__Task brief__. Reproduce all lines of the listing below in which the word "enim" occurs.

[Raw records]
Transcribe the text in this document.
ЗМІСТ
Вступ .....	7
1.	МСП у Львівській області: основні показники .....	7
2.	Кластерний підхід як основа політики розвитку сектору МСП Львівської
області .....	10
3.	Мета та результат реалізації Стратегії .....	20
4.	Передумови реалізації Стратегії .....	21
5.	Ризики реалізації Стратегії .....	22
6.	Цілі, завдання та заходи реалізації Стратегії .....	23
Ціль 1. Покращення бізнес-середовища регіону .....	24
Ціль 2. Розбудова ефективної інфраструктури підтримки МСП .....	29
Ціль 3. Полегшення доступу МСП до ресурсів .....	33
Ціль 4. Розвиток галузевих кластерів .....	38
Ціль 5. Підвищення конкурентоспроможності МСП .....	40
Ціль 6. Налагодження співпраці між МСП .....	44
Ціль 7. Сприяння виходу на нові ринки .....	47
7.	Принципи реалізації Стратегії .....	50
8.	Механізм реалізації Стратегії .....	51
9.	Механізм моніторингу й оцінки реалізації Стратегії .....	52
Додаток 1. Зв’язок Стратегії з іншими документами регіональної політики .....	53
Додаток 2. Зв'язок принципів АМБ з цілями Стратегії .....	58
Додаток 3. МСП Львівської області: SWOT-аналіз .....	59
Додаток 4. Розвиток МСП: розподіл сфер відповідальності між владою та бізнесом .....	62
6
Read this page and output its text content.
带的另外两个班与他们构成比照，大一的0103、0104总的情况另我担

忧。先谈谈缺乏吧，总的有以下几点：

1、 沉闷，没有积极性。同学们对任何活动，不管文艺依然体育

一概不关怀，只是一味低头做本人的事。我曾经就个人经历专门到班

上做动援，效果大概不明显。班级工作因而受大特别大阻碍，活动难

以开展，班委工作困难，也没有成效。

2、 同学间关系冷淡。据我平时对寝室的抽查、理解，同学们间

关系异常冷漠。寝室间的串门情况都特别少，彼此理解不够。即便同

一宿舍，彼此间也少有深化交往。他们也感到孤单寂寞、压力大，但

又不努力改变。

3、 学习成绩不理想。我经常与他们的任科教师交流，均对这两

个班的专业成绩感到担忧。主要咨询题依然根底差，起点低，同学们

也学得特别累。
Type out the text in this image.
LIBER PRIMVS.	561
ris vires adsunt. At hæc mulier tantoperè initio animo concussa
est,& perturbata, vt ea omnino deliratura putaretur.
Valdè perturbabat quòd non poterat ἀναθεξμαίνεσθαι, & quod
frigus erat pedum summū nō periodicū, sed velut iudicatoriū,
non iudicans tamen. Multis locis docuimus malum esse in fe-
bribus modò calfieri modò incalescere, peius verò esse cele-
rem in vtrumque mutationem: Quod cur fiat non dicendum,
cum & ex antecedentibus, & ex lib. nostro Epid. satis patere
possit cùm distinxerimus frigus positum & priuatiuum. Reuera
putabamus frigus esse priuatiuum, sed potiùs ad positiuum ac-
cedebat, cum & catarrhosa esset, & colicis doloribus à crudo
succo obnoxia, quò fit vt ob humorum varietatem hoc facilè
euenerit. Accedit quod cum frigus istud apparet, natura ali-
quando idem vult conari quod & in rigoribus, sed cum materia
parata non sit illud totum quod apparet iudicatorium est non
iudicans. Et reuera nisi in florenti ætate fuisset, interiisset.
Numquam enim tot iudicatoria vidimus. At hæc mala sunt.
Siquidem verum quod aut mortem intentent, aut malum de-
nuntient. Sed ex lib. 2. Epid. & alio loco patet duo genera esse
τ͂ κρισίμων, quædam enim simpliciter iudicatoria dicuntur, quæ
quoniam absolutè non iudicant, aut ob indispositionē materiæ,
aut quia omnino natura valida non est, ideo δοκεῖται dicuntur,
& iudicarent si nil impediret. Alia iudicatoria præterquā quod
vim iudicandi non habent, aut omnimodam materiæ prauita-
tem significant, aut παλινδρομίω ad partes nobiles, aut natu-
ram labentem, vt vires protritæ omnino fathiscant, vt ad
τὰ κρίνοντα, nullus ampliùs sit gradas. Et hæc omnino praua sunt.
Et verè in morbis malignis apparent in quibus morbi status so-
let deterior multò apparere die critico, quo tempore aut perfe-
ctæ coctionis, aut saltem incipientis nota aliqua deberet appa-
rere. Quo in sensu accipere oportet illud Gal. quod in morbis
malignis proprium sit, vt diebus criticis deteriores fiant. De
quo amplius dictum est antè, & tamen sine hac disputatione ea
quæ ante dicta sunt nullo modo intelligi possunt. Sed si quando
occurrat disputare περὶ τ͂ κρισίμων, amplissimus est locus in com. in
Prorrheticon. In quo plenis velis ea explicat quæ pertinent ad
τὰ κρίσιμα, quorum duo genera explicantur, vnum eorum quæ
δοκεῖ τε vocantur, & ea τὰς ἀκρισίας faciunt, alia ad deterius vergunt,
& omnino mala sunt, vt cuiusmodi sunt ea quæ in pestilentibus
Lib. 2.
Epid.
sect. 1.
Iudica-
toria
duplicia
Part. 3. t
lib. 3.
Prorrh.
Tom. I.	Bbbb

__Output for this task__.
Numquam enim tot iudicatoria vidimus. At hæc mala sunt.
τ͂ κρισίμων, quædam enim simpliciter iudicatoria dicuntur, quæ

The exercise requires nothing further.